----- PROVIDED DATA -----

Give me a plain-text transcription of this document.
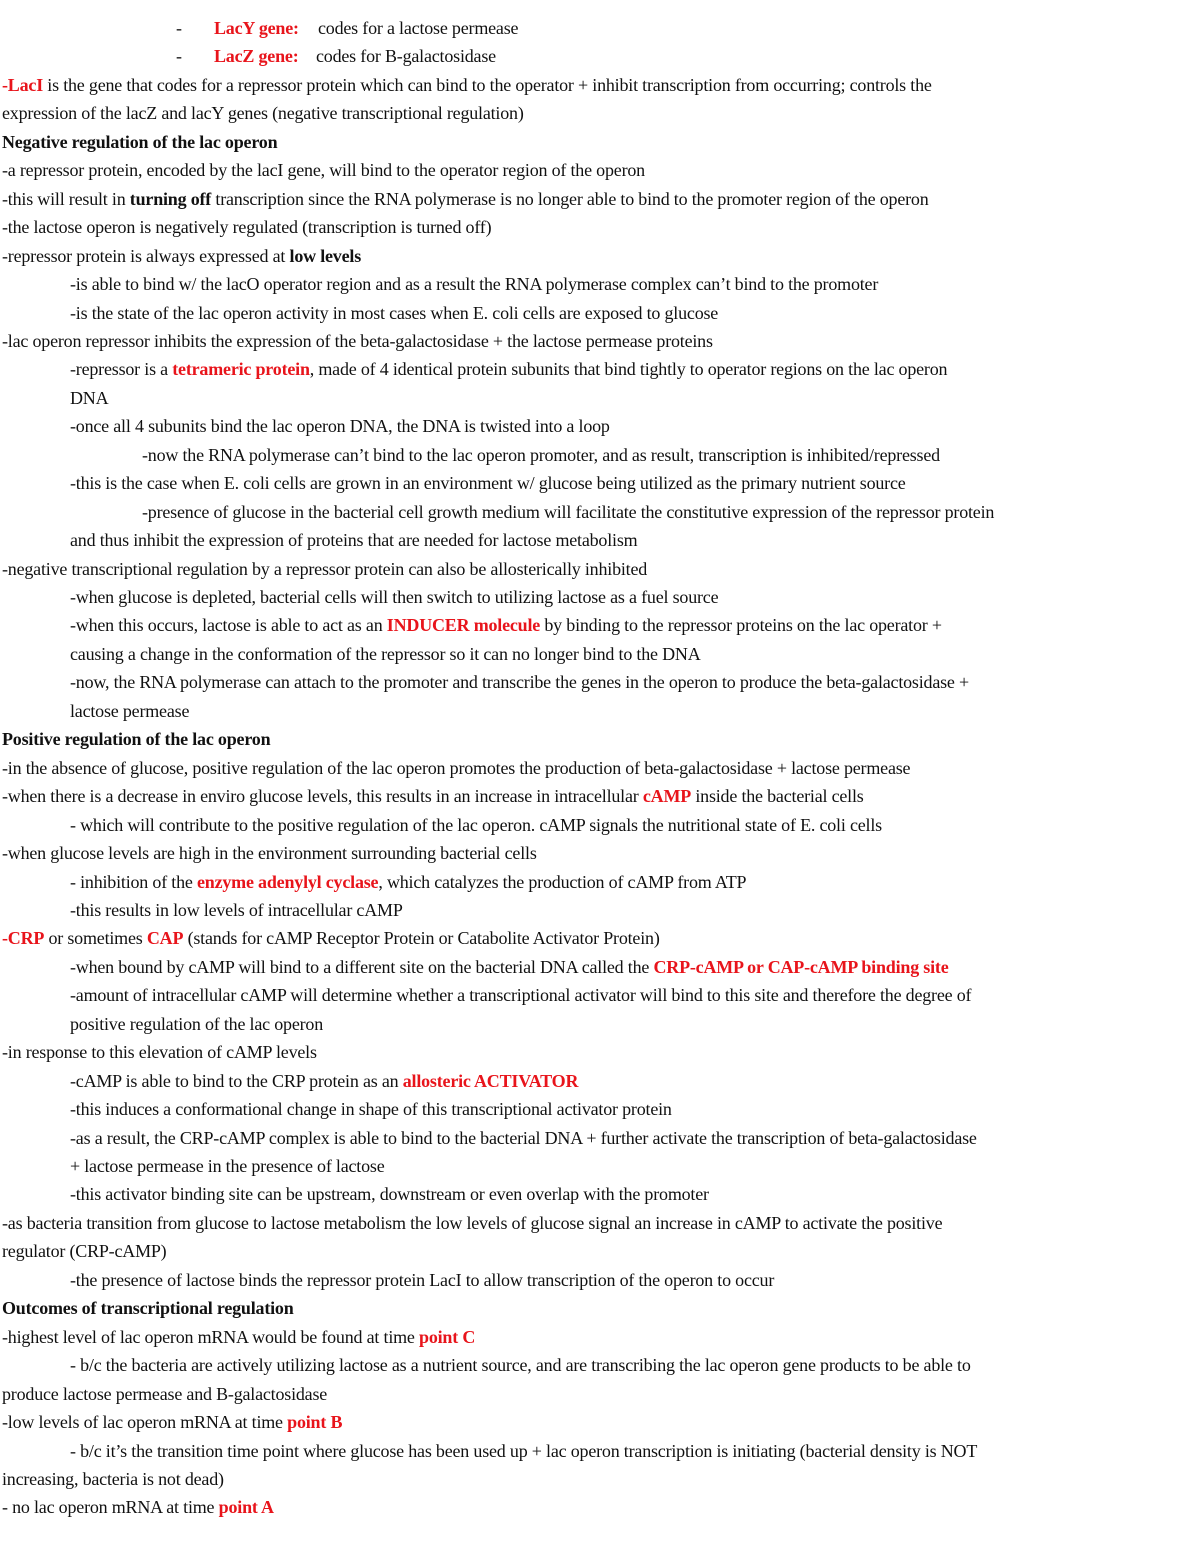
- LacY gene: codes for a lactose permease
- LacZ gene: codes for B-galactosidase
-LacI is the gene that codes for a repressor protein which can bind to the operator + inhibit transcription from occurring; controls the
expression of the lacZ and lacY genes (negative transcriptional regulation)
Negative regulation of the lac operon
-a repressor protein, encoded by the lacI gene, will bind to the operator region of the operon
-this will result in turning off transcription since the RNA polymerase is no longer able to bind to the promoter region of the operon
-the lactose operon is negatively regulated (transcription is turned off)
-repressor protein is always expressed at low levels
-is able to bind w/ the lacO operator region and as a result the RNA polymerase complex can’t bind to the promoter
-is the state of the lac operon activity in most cases when E. coli cells are exposed to glucose
-lac operon repressor inhibits the expression of the beta-galactosidase + the lactose permease proteins
-repressor is a tetrameric protein, made of 4 identical protein subunits that bind tightly to operator regions on the lac operon
DNA
-once all 4 subunits bind the lac operon DNA, the DNA is twisted into a loop
-now the RNA polymerase can’t bind to the lac operon promoter, and as result, transcription is inhibited/repressed
-this is the case when E. coli cells are grown in an environment w/ glucose being utilized as the primary nutrient source
-presence of glucose in the bacterial cell growth medium will facilitate the constitutive expression of the repressor protein
and thus inhibit the expression of proteins that are needed for lactose metabolism
-negative transcriptional regulation by a repressor protein can also be allosterically inhibited
-when glucose is depleted, bacterial cells will then switch to utilizing lactose as a fuel source
-when this occurs, lactose is able to act as an INDUCER molecule by binding to the repressor proteins on the lac operator +
causing a change in the conformation of the repressor so it can no longer bind to the DNA
-now, the RNA polymerase can attach to the promoter and transcribe the genes in the operon to produce the beta-galactosidase +
lactose permease
Positive regulation of the lac operon
-in the absence of glucose, positive regulation of the lac operon promotes the production of beta-galactosidase + lactose permease
-when there is a decrease in enviro glucose levels, this results in an increase in intracellular cAMP inside the bacterial cells
- which will contribute to the positive regulation of the lac operon. cAMP signals the nutritional state of E. coli cells
-when glucose levels are high in the environment surrounding bacterial cells
- inhibition of the enzyme adenylyl cyclase, which catalyzes the production of cAMP from ATP
-this results in low levels of intracellular cAMP
-CRP or sometimes CAP (stands for cAMP Receptor Protein or Catabolite Activator Protein)
-when bound by cAMP will bind to a different site on the bacterial DNA called the CRP-cAMP or CAP-cAMP binding site
-amount of intracellular cAMP will determine whether a transcriptional activator will bind to this site and therefore the degree of
positive regulation of the lac operon
-in response to this elevation of cAMP levels
-cAMP is able to bind to the CRP protein as an allosteric ACTIVATOR
-this induces a conformational change in shape of this transcriptional activator protein
-as a result, the CRP-cAMP complex is able to bind to the bacterial DNA + further activate the transcription of beta-galactosidase
+ lactose permease in the presence of lactose
-this activator binding site can be upstream, downstream or even overlap with the promoter
-as bacteria transition from glucose to lactose metabolism the low levels of glucose signal an increase in cAMP to activate the positive
regulator (CRP-cAMP)
-the presence of lactose binds the repressor protein LacI to allow transcription of the operon to occur
Outcomes of transcriptional regulation
-highest level of lac operon mRNA would be found at time point C
- b/c the bacteria are actively utilizing lactose as a nutrient source, and are transcribing the lac operon gene products to be able to
produce lactose permease and B-galactosidase
-low levels of lac operon mRNA at time point B
- b/c it’s the transition time point where glucose has been used up + lac operon transcription is initiating (bacterial density is NOT
increasing, bacteria is not dead)
- no lac operon mRNA at time point A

-----

# EXERCISE INSTRUCTIONS:
The lines to return are those in the entries above that include "longer".

# SOLUTION FOR THIS PROBLEM:
-this will result in turning off transcription since the RNA polymerase is no longer able to bind to the promoter region of the operon
causing a change in the conformation of the repressor so it can no longer bind to the DNA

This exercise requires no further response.